#### EXCERPTED DATA:
....
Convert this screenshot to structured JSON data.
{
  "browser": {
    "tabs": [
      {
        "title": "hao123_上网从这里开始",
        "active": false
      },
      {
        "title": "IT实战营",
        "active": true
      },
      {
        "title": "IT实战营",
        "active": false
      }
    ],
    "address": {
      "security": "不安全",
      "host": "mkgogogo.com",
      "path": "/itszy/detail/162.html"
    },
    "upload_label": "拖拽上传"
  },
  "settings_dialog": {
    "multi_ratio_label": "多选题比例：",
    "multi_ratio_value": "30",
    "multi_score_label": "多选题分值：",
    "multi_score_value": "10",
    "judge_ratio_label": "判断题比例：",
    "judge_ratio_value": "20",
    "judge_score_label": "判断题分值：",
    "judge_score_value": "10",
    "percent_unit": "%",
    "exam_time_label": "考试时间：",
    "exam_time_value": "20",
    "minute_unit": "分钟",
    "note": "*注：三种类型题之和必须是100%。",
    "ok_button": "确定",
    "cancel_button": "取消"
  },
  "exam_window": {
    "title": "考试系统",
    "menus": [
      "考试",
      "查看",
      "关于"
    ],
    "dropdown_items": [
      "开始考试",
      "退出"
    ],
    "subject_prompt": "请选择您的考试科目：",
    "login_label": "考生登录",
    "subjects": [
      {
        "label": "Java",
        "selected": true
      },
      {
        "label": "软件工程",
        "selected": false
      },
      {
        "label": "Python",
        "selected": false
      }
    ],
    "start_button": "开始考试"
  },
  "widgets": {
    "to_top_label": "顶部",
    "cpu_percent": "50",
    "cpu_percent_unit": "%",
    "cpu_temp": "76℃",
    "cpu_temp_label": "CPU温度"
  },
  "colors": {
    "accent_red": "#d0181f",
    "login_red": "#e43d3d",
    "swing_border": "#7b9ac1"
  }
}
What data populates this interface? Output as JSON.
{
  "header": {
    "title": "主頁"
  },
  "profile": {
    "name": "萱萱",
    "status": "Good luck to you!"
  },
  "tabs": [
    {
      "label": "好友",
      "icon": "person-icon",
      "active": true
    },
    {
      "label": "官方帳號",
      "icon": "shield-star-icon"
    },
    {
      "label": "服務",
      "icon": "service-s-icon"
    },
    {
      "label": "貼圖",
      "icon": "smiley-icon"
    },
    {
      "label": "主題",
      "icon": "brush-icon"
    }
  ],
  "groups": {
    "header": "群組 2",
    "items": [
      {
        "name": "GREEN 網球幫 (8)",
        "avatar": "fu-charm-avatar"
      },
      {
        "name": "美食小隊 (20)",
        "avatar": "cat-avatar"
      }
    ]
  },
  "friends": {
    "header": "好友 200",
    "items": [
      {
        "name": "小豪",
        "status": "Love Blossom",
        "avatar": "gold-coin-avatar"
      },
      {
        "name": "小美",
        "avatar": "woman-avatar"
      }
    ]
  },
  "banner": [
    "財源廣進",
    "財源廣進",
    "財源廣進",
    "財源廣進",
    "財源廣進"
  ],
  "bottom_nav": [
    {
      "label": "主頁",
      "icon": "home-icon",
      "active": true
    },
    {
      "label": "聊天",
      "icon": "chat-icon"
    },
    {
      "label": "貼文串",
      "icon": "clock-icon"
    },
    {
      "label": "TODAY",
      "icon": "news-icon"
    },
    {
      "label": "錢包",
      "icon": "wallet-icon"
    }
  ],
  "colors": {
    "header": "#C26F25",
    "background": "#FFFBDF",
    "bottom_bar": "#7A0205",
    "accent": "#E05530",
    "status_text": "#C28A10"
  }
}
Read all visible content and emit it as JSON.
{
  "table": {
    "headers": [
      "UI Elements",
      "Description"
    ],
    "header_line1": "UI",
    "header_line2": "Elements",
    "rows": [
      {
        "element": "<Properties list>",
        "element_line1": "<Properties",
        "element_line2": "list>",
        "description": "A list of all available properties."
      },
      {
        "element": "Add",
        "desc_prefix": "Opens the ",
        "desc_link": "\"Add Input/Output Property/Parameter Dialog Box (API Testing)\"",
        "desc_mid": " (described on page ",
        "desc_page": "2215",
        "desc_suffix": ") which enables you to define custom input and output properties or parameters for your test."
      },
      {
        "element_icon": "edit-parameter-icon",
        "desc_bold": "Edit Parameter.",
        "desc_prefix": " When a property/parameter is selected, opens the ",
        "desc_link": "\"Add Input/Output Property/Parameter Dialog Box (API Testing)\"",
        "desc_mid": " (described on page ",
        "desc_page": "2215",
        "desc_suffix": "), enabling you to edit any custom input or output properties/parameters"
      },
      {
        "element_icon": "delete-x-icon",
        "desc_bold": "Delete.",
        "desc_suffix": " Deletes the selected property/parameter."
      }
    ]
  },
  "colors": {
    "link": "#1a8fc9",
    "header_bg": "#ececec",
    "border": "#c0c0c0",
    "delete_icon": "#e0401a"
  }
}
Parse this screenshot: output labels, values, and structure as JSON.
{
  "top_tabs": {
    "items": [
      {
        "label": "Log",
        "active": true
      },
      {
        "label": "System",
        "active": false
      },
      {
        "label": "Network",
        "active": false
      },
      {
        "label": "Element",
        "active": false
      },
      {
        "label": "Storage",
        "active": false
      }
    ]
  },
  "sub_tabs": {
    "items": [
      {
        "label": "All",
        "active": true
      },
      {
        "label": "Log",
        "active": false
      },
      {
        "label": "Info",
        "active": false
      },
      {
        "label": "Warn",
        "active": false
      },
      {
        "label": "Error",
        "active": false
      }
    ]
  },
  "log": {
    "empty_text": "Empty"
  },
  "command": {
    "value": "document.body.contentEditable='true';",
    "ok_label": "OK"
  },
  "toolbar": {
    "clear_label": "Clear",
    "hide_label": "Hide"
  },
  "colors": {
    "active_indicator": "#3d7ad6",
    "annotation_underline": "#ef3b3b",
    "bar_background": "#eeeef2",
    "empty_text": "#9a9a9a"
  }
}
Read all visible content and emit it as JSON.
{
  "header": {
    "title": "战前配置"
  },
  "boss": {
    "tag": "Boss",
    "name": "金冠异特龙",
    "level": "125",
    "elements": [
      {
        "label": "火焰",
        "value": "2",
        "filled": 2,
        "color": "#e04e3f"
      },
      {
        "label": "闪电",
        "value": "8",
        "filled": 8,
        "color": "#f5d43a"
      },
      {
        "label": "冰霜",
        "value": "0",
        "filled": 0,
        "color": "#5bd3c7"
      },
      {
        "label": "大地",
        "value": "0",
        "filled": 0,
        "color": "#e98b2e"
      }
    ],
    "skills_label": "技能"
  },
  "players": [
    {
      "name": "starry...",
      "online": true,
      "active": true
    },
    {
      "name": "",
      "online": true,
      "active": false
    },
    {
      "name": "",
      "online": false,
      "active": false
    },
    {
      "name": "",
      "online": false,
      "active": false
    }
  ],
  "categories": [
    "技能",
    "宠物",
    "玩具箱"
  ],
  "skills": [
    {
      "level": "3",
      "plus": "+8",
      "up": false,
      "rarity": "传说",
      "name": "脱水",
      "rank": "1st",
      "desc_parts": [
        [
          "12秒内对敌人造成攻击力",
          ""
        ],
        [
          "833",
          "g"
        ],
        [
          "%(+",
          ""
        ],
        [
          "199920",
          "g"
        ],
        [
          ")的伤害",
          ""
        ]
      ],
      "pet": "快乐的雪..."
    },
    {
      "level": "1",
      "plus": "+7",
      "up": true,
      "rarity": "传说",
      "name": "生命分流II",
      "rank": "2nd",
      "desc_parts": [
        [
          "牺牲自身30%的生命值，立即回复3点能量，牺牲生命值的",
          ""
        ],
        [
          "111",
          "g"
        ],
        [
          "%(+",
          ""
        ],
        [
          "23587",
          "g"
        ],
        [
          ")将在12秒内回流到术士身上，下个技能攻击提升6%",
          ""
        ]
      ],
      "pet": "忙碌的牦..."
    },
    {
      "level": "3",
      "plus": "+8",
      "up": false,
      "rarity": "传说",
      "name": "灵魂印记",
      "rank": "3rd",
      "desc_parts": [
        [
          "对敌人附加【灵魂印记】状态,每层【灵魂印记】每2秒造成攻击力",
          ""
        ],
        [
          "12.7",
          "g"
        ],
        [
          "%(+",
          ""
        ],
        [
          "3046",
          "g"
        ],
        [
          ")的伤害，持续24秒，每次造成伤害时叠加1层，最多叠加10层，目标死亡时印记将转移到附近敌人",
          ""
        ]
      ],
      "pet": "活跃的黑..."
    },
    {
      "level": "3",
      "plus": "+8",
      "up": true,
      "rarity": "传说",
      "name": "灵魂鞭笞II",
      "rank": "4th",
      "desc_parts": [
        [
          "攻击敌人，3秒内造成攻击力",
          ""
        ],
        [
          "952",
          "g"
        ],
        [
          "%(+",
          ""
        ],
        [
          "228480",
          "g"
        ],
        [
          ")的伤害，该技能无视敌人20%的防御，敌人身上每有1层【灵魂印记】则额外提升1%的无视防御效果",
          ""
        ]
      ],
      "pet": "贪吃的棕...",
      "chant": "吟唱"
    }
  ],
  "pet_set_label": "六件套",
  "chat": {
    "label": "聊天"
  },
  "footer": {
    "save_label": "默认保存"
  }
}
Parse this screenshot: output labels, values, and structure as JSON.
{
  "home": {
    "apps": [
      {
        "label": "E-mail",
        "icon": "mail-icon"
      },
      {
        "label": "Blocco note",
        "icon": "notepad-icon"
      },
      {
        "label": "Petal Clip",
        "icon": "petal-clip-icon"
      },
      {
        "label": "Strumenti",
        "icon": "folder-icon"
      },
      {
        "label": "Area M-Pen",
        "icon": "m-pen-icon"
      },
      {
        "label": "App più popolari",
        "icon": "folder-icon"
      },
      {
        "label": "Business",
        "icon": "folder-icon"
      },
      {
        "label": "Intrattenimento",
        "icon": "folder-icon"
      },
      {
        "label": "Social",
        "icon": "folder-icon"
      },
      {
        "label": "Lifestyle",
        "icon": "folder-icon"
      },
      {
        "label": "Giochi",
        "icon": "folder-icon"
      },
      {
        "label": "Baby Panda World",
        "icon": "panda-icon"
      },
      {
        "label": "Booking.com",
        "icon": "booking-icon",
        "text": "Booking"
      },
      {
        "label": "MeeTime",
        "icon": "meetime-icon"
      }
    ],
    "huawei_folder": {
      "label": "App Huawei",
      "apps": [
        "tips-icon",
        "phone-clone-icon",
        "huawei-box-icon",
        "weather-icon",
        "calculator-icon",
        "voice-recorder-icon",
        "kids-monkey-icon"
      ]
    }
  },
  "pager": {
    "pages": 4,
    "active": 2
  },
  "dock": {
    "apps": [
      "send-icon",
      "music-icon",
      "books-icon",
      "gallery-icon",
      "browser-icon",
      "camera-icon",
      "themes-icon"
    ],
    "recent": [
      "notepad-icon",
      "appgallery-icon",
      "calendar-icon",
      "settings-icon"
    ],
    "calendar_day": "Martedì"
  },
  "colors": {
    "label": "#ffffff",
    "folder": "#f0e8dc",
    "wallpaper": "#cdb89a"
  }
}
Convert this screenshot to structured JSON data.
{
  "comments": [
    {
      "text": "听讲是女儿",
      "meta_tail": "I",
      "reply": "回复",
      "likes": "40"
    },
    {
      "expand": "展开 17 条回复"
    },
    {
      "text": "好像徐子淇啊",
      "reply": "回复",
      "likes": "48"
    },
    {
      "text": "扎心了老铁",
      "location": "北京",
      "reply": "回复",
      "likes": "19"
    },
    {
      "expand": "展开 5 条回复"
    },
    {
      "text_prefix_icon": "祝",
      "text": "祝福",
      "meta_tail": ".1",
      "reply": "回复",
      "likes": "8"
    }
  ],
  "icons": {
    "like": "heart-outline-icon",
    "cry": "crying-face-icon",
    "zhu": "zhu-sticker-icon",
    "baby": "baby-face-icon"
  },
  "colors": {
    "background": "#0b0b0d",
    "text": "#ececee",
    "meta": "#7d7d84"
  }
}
....
#### EXERCISE DESCRIPTION:
Supply the count of lines in the entries that contain the word "custom", and nothing besides.

#### ANSWER BELOW:
2